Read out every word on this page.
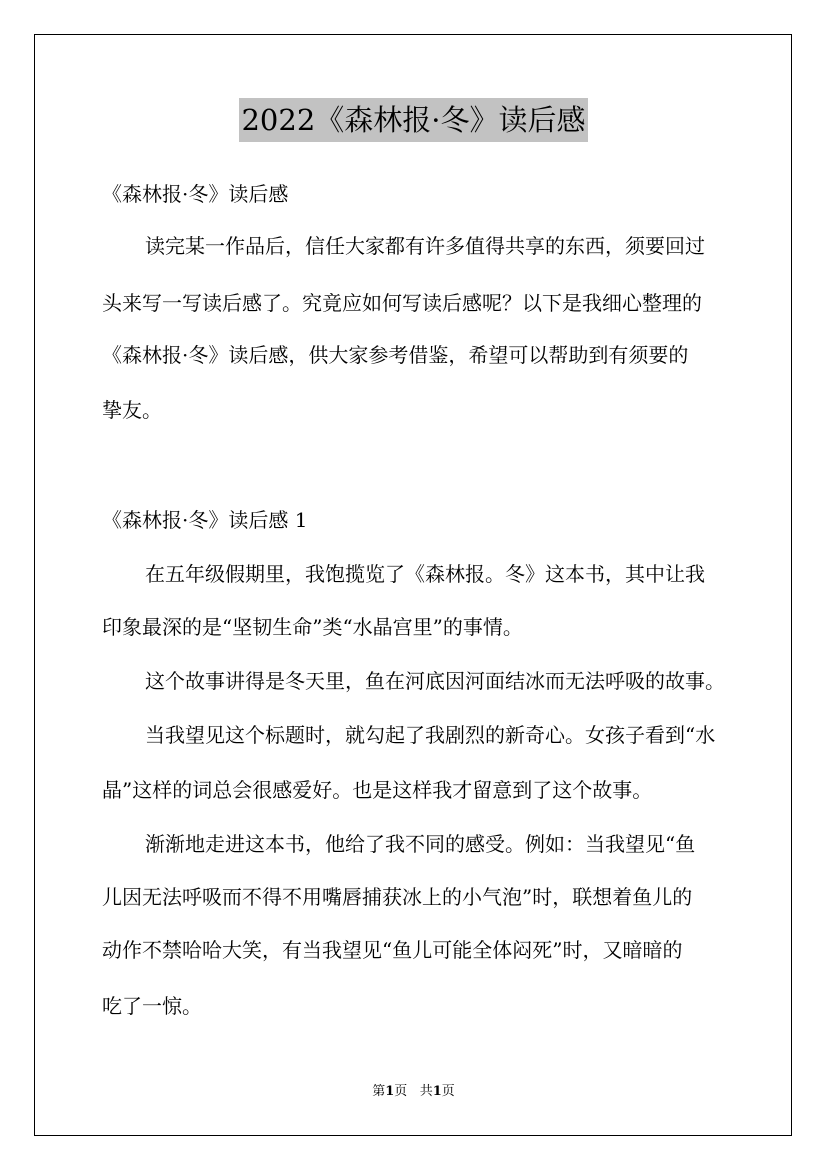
2022《森林报·冬》读后感
《森林报·冬》读后感
读完某一作品后，信任大家都有许多值得共享的东西，须要回过
头来写一写读后感了。究竟应如何写读后感呢？以下是我细心整理的
《森林报·冬》读后感，供大家参考借鉴，希望可以帮助到有须要的
挚友。
《森林报·冬》读后感 1
在五年级假期里，我饱揽览了《森林报。冬》这本书，其中让我
印象最深的是“坚韧生命”类“水晶宫里”的事情。
这个故事讲得是冬天里，鱼在河底因河面结冰而无法呼吸的故事。
当我望见这个标题时，就勾起了我剧烈的新奇心。女孩子看到“水
晶”这样的词总会很感爱好。也是这样我才留意到了这个故事。
渐渐地走进这本书，他给了我不同的感受。例如：当我望见“鱼
儿因无法呼吸而不得不用嘴唇捕获冰上的小气泡”时，联想着鱼儿的
动作不禁哈哈大笑，有当我望见“鱼儿可能全体闷死”时，又暗暗的
吃了一惊。
第1页   共1页
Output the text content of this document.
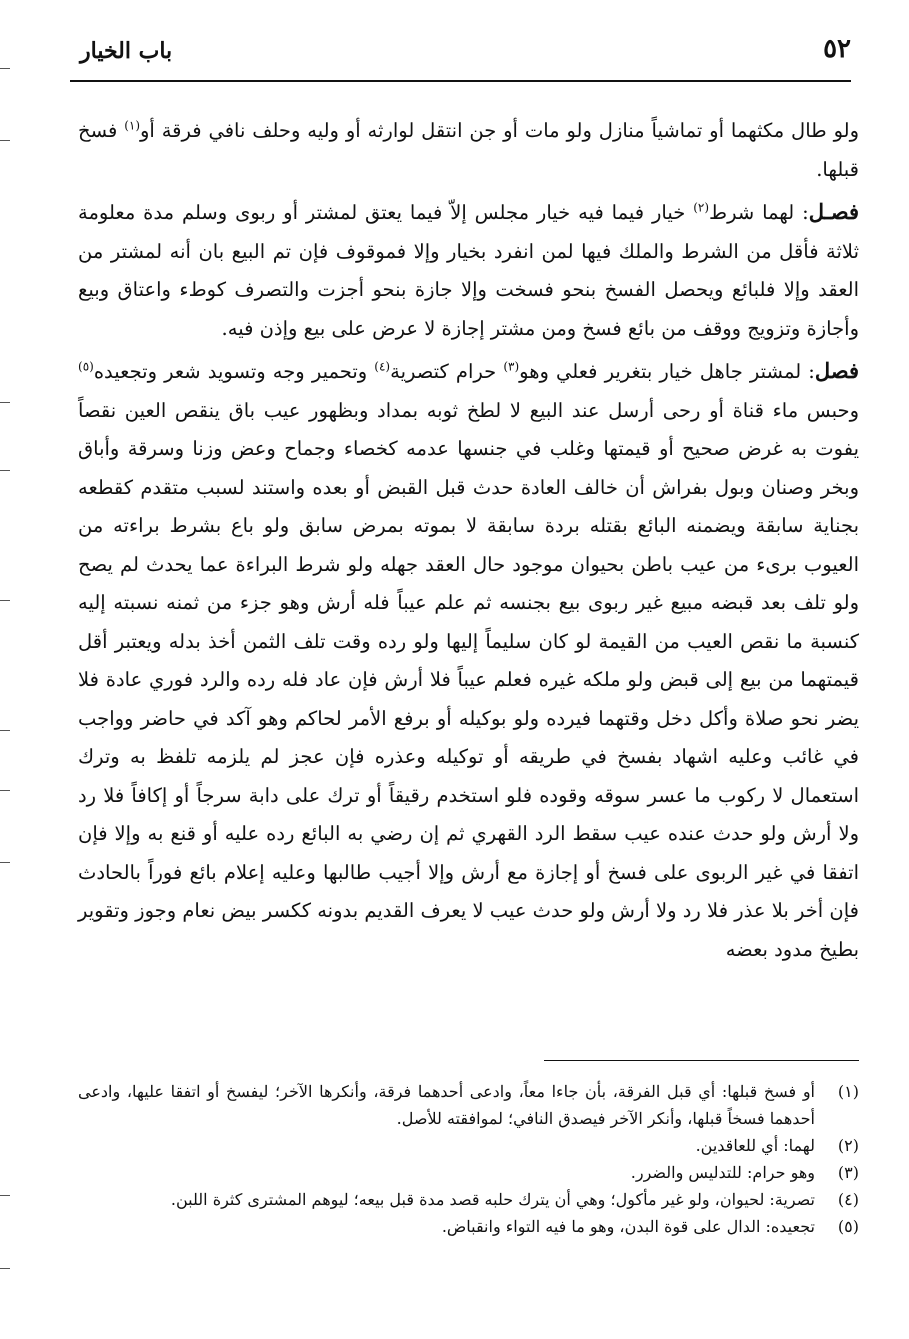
٥٢
باب الخيار

ولو طال مكثهما أو تماشياً منازل ولو مات أو جن انتقل لوارثه أو وليه وحلف نافي فرقة أو$^{(١)}$ فسخ قبلها.

فصـل: لهما شرط$^{(٢)}$ خيار فيما فيه خيار مجلس إلاّ فيما يعتق لمشتر أو ربوى وسلم مدة معلومة ثلاثة فأقل من الشرط والملك فيها لمن انفرد بخيار وإلا فموقوف فإن تم البيع بان أنه لمشتر من العقد وإلا فلبائع ويحصل الفسخ بنحو فسخت وإلا جازة بنحو أجزت والتصرف كوطء واعتاق وبيع وأجازة وتزويج ووقف من بائع فسخ ومن مشتر إجازة لا عرض على بيع وإذن فيه.

فصل: لمشتر جاهل خيار بتغرير فعلي وهو$^{(٣)}$ حرام كتصرية$^{(٤)}$ وتحمير وجه وتسويد شعر وتجعيده$^{(٥)}$ وحبس ماء قناة أو رحى أرسل عند البيع لا لطخ ثوبه بمداد وبظهور عيب باق ينقص العين نقصاً يفوت به غرض صحيح أو قيمتها وغلب في جنسها عدمه كخصاء وجماح وعض وزنا وسرقة وأباق وبخر وصنان وبول بفراش أن خالف العادة حدث قبل القبض أو بعده واستند لسبب متقدم كقطعه بجناية سابقة ويضمنه البائع بقتله بردة سابقة لا بموته بمرض سابق ولو باع بشرط براءته من العيوب برىء من عيب باطن بحيوان موجود حال العقد جهله ولو شرط البراءة عما يحدث لم يصح ولو تلف بعد قبضه مبيع غير ربوى بيع بجنسه ثم علم عيباً فله أرش وهو جزء من ثمنه نسبته إليه كنسبة ما نقص العيب من القيمة لو كان سليماً إليها ولو رده وقت تلف الثمن أخذ بدله ويعتبر أقل قيمتهما من بيع إلى قبض ولو ملكه غيره فعلم عيباً فلا أرش فإن عاد فله رده والرد فوري عادة فلا يضر نحو صلاة وأكل دخل وقتهما فيرده ولو بوكيله أو برفع الأمر لحاكم وهو آكد في حاضر وواجب في غائب وعليه اشهاد بفسخ في طريقه أو توكيله وعذره فإن عجز لم يلزمه تلفظ به وترك استعمال لا ركوب ما عسر سوقه وقوده فلو استخدم رقيقاً أو ترك على دابة سرجاً أو إكافاً فلا رد ولا أرش ولو حدث عنده عيب سقط الرد القهري ثم إن رضي به البائع رده عليه أو قنع به وإلا فإن اتفقا في غير الربوى على فسخ أو إجازة مع أرش وإلا أجيب طالبها وعليه إعلام بائع فوراً بالحادث فإن أخر بلا عذر فلا رد ولا أرش ولو حدث عيب لا يعرف القديم بدونه ككسر بيض نعام وجوز وتقوير بطيخ مدود بعضه

(١)
أو فسخ قبلها: أي قبل الفرقة، بأن جاءا معاً، وادعى أحدهما فرقة، وأنكرها الآخر؛ ليفسخ أو اتفقا عليها، وادعى أحدهما فسخاً قبلها، وأنكر الآخر فيصدق النافي؛ لموافقته للأصل.
(٢)
لهما: أي للعاقدين.
(٣)
وهو حرام: للتدليس والضرر.
(٤)
تصرية: لحيوان، ولو غير مأكول؛ وهي أن يترك حلبه قصد مدة قبل بيعه؛ ليوهم المشترى كثرة اللبن.
(٥)
تجعيده: الدال على قوة البدن، وهو ما فيه التواء وانقباض.
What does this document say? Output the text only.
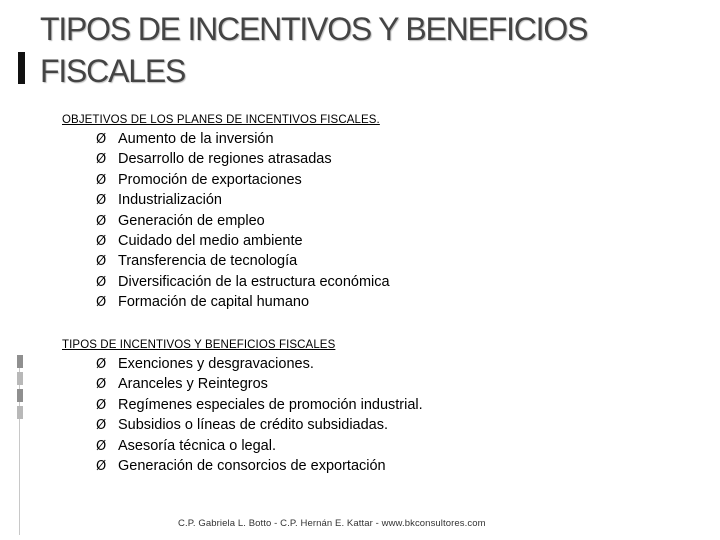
TIPOS DE INCENTIVOS Y BENEFICIOS
FISCALES
OBJETIVOS DE LOS PLANES DE INCENTIVOS FISCALES.
Ø Aumento de la inversión
Ø Desarrollo de regiones atrasadas
Ø Promoción de exportaciones
Ø Industrialización
Ø Generación de empleo
Ø Cuidado del medio ambiente
Ø Transferencia de tecnología
Ø Diversificación de la estructura económica
Ø Formación de capital humano
TIPOS DE INCENTIVOS Y BENEFICIOS FISCALES
Ø Exenciones y desgravaciones.
Ø Aranceles y Reintegros
Ø Regímenes especiales de promoción industrial.
Ø Subsidios o líneas de crédito subsidiadas.
Ø Asesoría técnica o legal.
Ø Generación de consorcios de exportación
C.P. Gabriela L. Botto - C.P. Hernán E. Kattar - www.bkconsultores.com
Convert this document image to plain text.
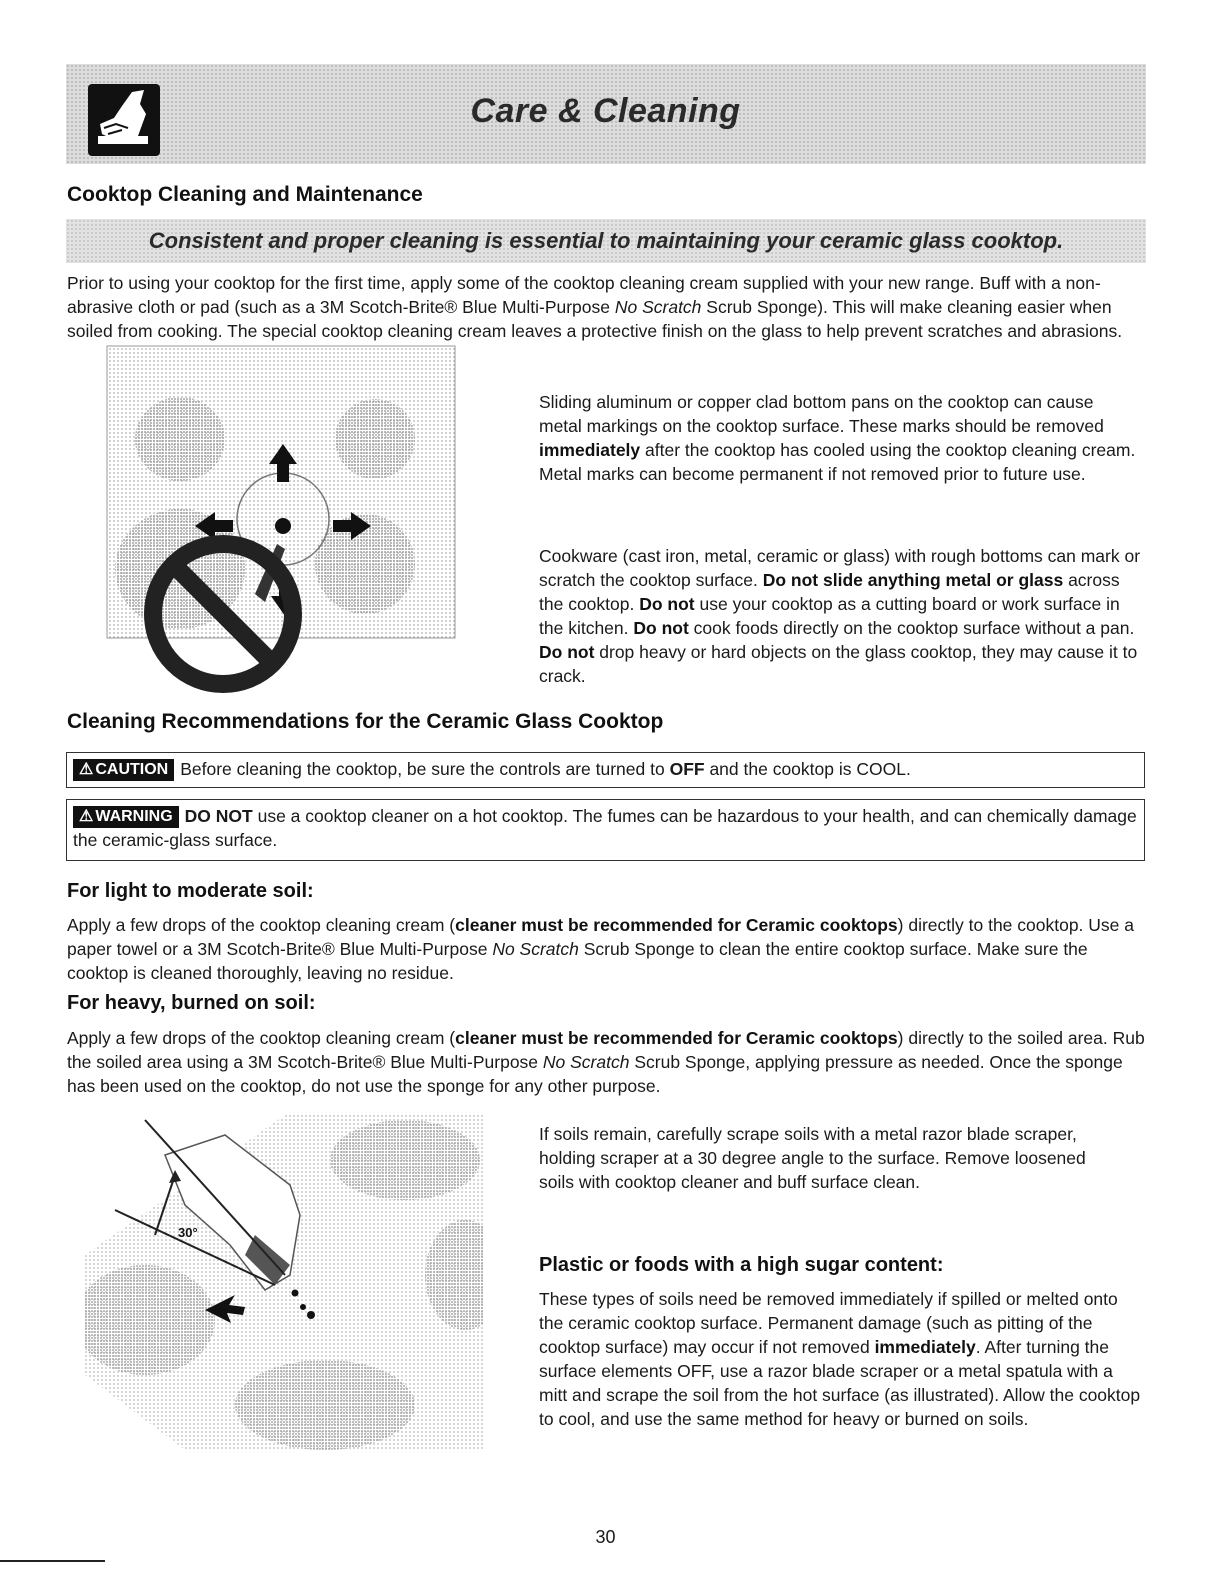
Care & Cleaning
Cooktop Cleaning and Maintenance
Consistent and proper cleaning is essential to maintaining your ceramic glass cooktop.
Prior to using your cooktop for the first time, apply some of the cooktop cleaning cream supplied with your new range. Buff with a non-abrasive cloth or pad (such as a 3M Scotch-Brite® Blue Multi-Purpose No Scratch Scrub Sponge). This will make cleaning easier when soiled from cooking. The special cooktop cleaning cream leaves a protective finish on the glass to help prevent scratches and abrasions.
Sliding aluminum or copper clad bottom pans on the cooktop can cause metal markings on the cooktop surface. These marks should be removed immediately after the cooktop has cooled using the cooktop cleaning cream. Metal marks can become permanent if not removed prior to future use.
Cookware (cast iron, metal, ceramic or glass) with rough bottoms can mark or scratch the cooktop surface. Do not slide anything metal or glass across the cooktop. Do not use your cooktop as a cutting board or work surface in the kitchen. Do not cook foods directly on the cooktop surface without a pan. Do not drop heavy or hard objects on the glass cooktop, they may cause it to crack.
Cleaning Recommendations for the Ceramic Glass Cooktop
⚠ CAUTION Before cleaning the cooktop, be sure the controls are turned to OFF and the cooktop is COOL.
⚠ WARNING DO NOT use a cooktop cleaner on a hot cooktop. The fumes can be hazardous to your health, and can chemically damage the ceramic-glass surface.
For light to moderate soil:
Apply a few drops of the cooktop cleaning cream (cleaner must be recommended for Ceramic cooktops) directly to the cooktop. Use a paper towel or a 3M Scotch-Brite® Blue Multi-Purpose No Scratch Scrub Sponge to clean the entire cooktop surface. Make sure the cooktop is cleaned thoroughly, leaving no residue.
For heavy, burned on soil:
Apply a few drops of the cooktop cleaning cream (cleaner must be recommended for Ceramic cooktops) directly to the soiled area. Rub the soiled area using a 3M Scotch-Brite® Blue Multi-Purpose No Scratch Scrub Sponge, applying pressure as needed. Once the sponge has been used on the cooktop, do not use the sponge for any other purpose.
30°
If soils remain, carefully scrape soils with a metal razor blade scraper, holding scraper at a 30 degree angle to the surface. Remove loosened soils with cooktop cleaner and buff surface clean.
Plastic or foods with a high sugar content:
These types of soils need be removed immediately if spilled or melted onto the ceramic cooktop surface. Permanent damage (such as pitting of the cooktop surface) may occur if not removed immediately. After turning the surface elements OFF, use a razor blade scraper or a metal spatula with a mitt and scrape the soil from the hot surface (as illustrated). Allow the cooktop to cool, and use the same method for heavy or burned on soils.
30
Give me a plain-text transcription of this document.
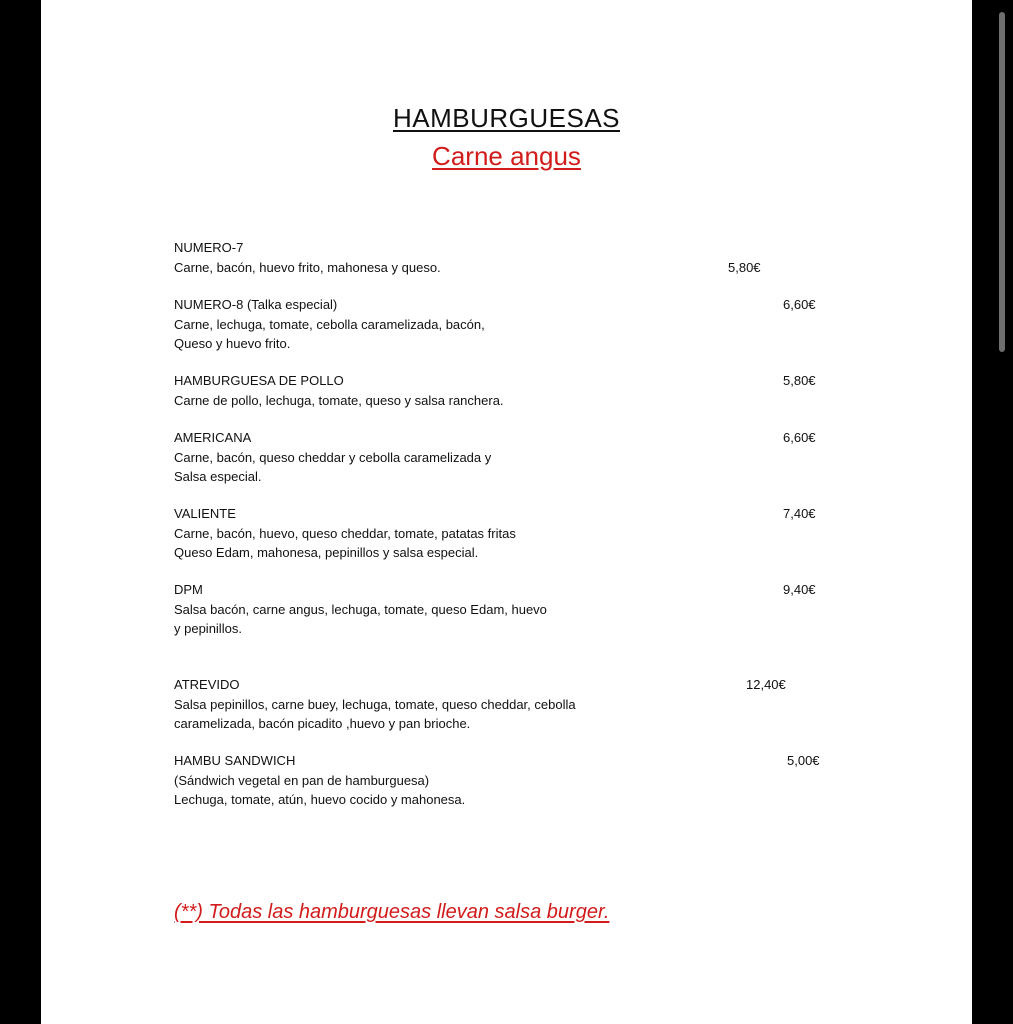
HAMBURGUESAS
Carne angus
NUMERO-7
Carne, bacón, huevo frito, mahonesa y queso.	5,80€
NUMERO-8 (Talka especial)
Carne, lechuga, tomate, cebolla caramelizada, bacón,
Queso y huevo frito.
6,60€
HAMBURGUESA DE POLLO
Carne de pollo, lechuga, tomate, queso y salsa ranchera.
5,80€
AMERICANA
Carne, bacón, queso cheddar y cebolla caramelizada y
Salsa especial.
6,60€
VALIENTE
Carne, bacón, huevo, queso cheddar, tomate, patatas fritas
Queso Edam, mahonesa, pepinillos y salsa especial.
7,40€
DPM
Salsa bacón, carne angus, lechuga, tomate, queso Edam, huevo
y pepinillos.
9,40€
ATREVIDO
Salsa pepinillos, carne buey, lechuga, tomate, queso cheddar, cebolla
caramelizada, bacón picadito ,huevo y pan brioche.
12,40€
HAMBU SANDWICH
(Sándwich vegetal en pan de hamburguesa)
Lechuga, tomate, atún, huevo cocido y mahonesa.
5,00€
(**) Todas las hamburguesas llevan salsa burger.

STATED PROBLEM: Determine how many lines of the entries above carry the string "document", and give that number alone.

ANSWER: 4